Written request: Pictures do not belong in the copy, so please give every entry below again exactly.

** Begin Given data **

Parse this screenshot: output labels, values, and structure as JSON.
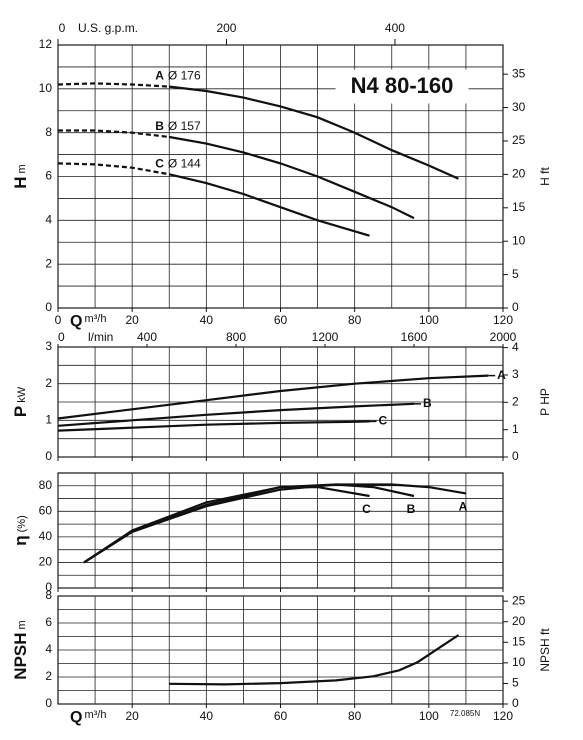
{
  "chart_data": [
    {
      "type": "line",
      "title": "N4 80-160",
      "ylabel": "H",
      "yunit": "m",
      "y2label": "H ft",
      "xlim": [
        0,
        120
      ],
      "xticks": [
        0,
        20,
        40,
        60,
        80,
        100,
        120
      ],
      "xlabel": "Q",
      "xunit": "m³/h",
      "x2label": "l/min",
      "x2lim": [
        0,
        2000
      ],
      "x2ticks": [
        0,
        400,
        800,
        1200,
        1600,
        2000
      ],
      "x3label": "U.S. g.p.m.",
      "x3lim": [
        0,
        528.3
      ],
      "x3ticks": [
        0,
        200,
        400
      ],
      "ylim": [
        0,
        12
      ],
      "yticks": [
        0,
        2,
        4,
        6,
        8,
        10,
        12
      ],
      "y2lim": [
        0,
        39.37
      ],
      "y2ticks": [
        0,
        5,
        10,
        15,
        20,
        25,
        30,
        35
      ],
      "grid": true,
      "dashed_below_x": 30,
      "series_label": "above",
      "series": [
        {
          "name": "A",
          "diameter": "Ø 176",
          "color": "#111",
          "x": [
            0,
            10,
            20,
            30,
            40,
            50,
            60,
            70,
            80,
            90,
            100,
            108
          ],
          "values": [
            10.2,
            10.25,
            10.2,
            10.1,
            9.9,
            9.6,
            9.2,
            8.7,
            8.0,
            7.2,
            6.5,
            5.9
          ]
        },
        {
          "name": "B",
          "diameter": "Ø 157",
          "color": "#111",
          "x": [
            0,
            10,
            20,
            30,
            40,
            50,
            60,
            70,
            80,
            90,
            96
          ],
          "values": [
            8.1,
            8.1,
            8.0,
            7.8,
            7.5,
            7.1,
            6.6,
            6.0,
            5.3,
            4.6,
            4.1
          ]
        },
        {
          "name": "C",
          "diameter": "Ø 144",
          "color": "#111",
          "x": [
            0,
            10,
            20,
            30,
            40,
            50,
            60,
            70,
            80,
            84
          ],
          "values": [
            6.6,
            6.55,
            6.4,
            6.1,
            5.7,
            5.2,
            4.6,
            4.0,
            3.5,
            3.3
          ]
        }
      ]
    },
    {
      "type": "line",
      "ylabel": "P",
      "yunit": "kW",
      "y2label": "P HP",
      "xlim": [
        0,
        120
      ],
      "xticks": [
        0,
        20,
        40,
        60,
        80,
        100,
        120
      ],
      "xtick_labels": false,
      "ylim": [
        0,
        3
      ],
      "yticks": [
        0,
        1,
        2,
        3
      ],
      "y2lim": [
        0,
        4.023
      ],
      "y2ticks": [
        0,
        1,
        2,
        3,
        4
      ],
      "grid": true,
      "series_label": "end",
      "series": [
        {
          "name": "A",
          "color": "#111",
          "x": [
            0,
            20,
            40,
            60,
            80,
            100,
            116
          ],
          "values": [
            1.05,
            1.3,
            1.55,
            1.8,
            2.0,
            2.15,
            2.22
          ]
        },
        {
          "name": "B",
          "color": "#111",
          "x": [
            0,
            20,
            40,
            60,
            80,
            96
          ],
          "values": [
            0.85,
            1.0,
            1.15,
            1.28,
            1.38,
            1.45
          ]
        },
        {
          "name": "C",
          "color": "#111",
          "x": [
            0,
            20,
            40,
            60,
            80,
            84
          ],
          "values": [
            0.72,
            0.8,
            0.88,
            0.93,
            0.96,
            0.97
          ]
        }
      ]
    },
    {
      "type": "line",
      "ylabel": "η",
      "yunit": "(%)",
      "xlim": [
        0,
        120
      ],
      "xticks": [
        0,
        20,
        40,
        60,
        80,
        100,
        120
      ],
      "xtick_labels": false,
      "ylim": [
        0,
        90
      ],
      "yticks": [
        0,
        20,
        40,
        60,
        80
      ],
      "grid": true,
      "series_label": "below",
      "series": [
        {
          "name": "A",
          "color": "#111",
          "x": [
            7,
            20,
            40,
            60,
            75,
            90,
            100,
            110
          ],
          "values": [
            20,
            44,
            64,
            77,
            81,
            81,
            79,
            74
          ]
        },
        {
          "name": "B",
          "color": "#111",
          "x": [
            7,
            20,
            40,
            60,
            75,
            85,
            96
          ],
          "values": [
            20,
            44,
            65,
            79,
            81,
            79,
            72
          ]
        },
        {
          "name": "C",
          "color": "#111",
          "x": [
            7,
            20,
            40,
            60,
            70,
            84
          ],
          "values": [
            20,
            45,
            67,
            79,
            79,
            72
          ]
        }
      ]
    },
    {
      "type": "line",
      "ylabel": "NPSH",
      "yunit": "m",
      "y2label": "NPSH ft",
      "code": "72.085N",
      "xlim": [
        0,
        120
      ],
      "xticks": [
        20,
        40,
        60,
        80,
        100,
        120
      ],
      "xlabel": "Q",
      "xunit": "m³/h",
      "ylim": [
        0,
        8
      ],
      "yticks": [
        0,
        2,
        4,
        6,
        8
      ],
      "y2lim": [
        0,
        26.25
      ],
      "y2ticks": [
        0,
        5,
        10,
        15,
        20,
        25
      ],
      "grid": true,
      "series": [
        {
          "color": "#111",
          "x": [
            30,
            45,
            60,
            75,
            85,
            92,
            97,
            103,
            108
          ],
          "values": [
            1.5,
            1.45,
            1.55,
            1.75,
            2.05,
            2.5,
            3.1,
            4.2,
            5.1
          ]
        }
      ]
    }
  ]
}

** End Given data **

Response to this task:
Parse this screenshot: output labels, values, and structure as JSON.
{
  "chart_data": [
    {
      "type": "line",
      "title": "N4 80-160",
      "ylabel": "H",
      "yunit": "m",
      "y2label": "H ft",
      "xlim": [
        0,
        120
      ],
      "xticks": [
        0,
        20,
        40,
        60,
        80,
        100,
        120
      ],
      "xlabel": "Q",
      "xunit": "m³/h",
      "x2label": "l/min",
      "x2lim": [
        0,
        2000
      ],
      "x2ticks": [
        0,
        400,
        800,
        1200,
        1600,
        2000
      ],
      "x3label": "U.S. g.p.m.",
      "x3lim": [
        0,
        528.3
      ],
      "x3ticks": [
        0,
        200,
        400
      ],
      "ylim": [
        0,
        12
      ],
      "yticks": [
        0,
        2,
        4,
        6,
        8,
        10,
        12
      ],
      "y2lim": [
        0,
        39.37
      ],
      "y2ticks": [
        0,
        5,
        10,
        15,
        20,
        25,
        30,
        35
      ],
      "grid": true,
      "dashed_below_x": 30,
      "series_label": "above",
      "series": [
        {
          "name": "A",
          "diameter": "Ø 176",
          "color": "#111",
          "x": [
            0,
            10,
            20,
            30,
            40,
            50,
            60,
            70,
            80,
            90,
            100,
            108
          ],
          "values": [
            10.2,
            10.25,
            10.2,
            10.1,
            9.9,
            9.6,
            9.2,
            8.7,
            8.0,
            7.2,
            6.5,
            5.9
          ]
        },
        {
          "name": "B",
          "diameter": "Ø 157",
          "color": "#111",
          "x": [
            0,
            10,
            20,
            30,
            40,
            50,
            60,
            70,
            80,
            90,
            96
          ],
          "values": [
            8.1,
            8.1,
            8.0,
            7.8,
            7.5,
            7.1,
            6.6,
            6.0,
            5.3,
            4.6,
            4.1
          ]
        },
        {
          "name": "C",
          "diameter": "Ø 144",
          "color": "#111",
          "x": [
            0,
            10,
            20,
            30,
            40,
            50,
            60,
            70,
            80,
            84
          ],
          "values": [
            6.6,
            6.55,
            6.4,
            6.1,
            5.7,
            5.2,
            4.6,
            4.0,
            3.5,
            3.3
          ]
        }
      ]
    },
    {
      "type": "line",
      "ylabel": "P",
      "yunit": "kW",
      "y2label": "P HP",
      "xlim": [
        0,
        120
      ],
      "xticks": [
        0,
        20,
        40,
        60,
        80,
        100,
        120
      ],
      "xtick_labels": false,
      "ylim": [
        0,
        3
      ],
      "yticks": [
        0,
        1,
        2,
        3
      ],
      "y2lim": [
        0,
        4.023
      ],
      "y2ticks": [
        0,
        1,
        2,
        3,
        4
      ],
      "grid": true,
      "series_label": "end",
      "series": [
        {
          "name": "A",
          "color": "#111",
          "x": [
            0,
            20,
            40,
            60,
            80,
            100,
            116
          ],
          "values": [
            1.05,
            1.3,
            1.55,
            1.8,
            2.0,
            2.15,
            2.22
          ]
        },
        {
          "name": "B",
          "color": "#111",
          "x": [
            0,
            20,
            40,
            60,
            80,
            96
          ],
          "values": [
            0.85,
            1.0,
            1.15,
            1.28,
            1.38,
            1.45
          ]
        },
        {
          "name": "C",
          "color": "#111",
          "x": [
            0,
            20,
            40,
            60,
            80,
            84
          ],
          "values": [
            0.72,
            0.8,
            0.88,
            0.93,
            0.96,
            0.97
          ]
        }
      ]
    },
    {
      "type": "line",
      "ylabel": "η",
      "yunit": "(%)",
      "xlim": [
        0,
        120
      ],
      "xticks": [
        0,
        20,
        40,
        60,
        80,
        100,
        120
      ],
      "xtick_labels": false,
      "ylim": [
        0,
        90
      ],
      "yticks": [
        0,
        20,
        40,
        60,
        80
      ],
      "grid": true,
      "series_label": "below",
      "series": [
        {
          "name": "A",
          "color": "#111",
          "x": [
            7,
            20,
            40,
            60,
            75,
            90,
            100,
            110
          ],
          "values": [
            20,
            44,
            64,
            77,
            81,
            81,
            79,
            74
          ]
        },
        {
          "name": "B",
          "color": "#111",
          "x": [
            7,
            20,
            40,
            60,
            75,
            85,
            96
          ],
          "values": [
            20,
            44,
            65,
            79,
            81,
            79,
            72
          ]
        },
        {
          "name": "C",
          "color": "#111",
          "x": [
            7,
            20,
            40,
            60,
            70,
            84
          ],
          "values": [
            20,
            45,
            67,
            79,
            79,
            72
          ]
        }
      ]
    },
    {
      "type": "line",
      "ylabel": "NPSH",
      "yunit": "m",
      "y2label": "NPSH ft",
      "code": "72.085N",
      "xlim": [
        0,
        120
      ],
      "xticks": [
        20,
        40,
        60,
        80,
        100,
        120
      ],
      "xlabel": "Q",
      "xunit": "m³/h",
      "ylim": [
        0,
        8
      ],
      "yticks": [
        0,
        2,
        4,
        6,
        8
      ],
      "y2lim": [
        0,
        26.25
      ],
      "y2ticks": [
        0,
        5,
        10,
        15,
        20,
        25
      ],
      "grid": true,
      "series": [
        {
          "color": "#111",
          "x": [
            30,
            45,
            60,
            75,
            85,
            92,
            97,
            103,
            108
          ],
          "values": [
            1.5,
            1.45,
            1.55,
            1.75,
            2.05,
            2.5,
            3.1,
            4.2,
            5.1
          ]
        }
      ]
    }
  ]
}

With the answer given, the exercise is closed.